** Begin TASK INPUTS **

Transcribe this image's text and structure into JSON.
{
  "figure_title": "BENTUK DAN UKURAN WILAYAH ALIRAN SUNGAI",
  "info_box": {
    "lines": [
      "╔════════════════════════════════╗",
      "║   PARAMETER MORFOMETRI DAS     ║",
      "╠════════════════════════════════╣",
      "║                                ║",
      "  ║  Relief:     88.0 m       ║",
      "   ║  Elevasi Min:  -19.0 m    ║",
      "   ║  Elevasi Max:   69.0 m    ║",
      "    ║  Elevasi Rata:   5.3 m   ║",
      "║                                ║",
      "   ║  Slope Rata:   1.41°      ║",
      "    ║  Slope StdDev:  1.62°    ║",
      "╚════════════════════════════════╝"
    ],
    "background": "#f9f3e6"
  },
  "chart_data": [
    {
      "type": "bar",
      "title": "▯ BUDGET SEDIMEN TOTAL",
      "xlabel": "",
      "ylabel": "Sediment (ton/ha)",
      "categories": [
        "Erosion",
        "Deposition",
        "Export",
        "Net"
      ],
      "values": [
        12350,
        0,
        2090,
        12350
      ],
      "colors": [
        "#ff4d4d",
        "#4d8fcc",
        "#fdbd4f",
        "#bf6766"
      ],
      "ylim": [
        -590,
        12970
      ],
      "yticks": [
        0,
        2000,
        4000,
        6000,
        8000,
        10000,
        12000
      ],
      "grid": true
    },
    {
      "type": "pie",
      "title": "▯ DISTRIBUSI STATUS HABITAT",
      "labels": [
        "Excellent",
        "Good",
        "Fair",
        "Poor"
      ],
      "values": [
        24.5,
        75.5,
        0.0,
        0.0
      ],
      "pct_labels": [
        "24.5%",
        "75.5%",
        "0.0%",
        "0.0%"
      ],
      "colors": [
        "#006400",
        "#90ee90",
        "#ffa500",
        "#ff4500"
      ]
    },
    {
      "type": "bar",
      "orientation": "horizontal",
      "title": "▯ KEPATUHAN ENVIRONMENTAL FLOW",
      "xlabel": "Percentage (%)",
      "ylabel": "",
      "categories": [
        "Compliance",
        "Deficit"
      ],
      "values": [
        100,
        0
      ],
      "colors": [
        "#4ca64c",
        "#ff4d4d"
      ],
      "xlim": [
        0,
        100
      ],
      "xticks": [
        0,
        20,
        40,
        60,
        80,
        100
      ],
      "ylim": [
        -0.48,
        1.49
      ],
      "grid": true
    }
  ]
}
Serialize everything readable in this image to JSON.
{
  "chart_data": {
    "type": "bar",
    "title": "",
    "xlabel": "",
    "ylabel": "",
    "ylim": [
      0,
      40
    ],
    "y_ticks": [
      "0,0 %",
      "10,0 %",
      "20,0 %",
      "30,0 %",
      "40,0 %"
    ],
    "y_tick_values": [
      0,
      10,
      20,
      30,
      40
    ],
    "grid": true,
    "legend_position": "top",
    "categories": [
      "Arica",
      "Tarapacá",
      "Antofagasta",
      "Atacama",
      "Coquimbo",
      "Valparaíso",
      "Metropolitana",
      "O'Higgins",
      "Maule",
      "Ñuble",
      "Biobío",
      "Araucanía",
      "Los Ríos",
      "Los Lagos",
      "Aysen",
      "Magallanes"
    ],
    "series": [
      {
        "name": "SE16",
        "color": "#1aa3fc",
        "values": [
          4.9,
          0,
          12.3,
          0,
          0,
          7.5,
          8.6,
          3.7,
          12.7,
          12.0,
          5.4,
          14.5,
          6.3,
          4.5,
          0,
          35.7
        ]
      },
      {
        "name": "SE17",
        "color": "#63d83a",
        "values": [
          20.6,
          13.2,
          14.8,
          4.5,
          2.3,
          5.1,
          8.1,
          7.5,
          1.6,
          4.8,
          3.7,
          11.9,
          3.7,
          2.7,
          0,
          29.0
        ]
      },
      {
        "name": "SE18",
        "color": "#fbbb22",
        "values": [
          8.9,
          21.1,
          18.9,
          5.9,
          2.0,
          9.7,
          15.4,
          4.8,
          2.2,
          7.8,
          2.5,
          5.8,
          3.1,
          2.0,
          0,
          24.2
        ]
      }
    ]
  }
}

** End TASK INPUTS **

→ WRITTEN PROBLEM:
Look over the material above and show each line where "JSON" appears.

→ SOLVED EXERCISE:
Transcribe this image's text and structure into JSON.
Serialize everything readable in this image to JSON.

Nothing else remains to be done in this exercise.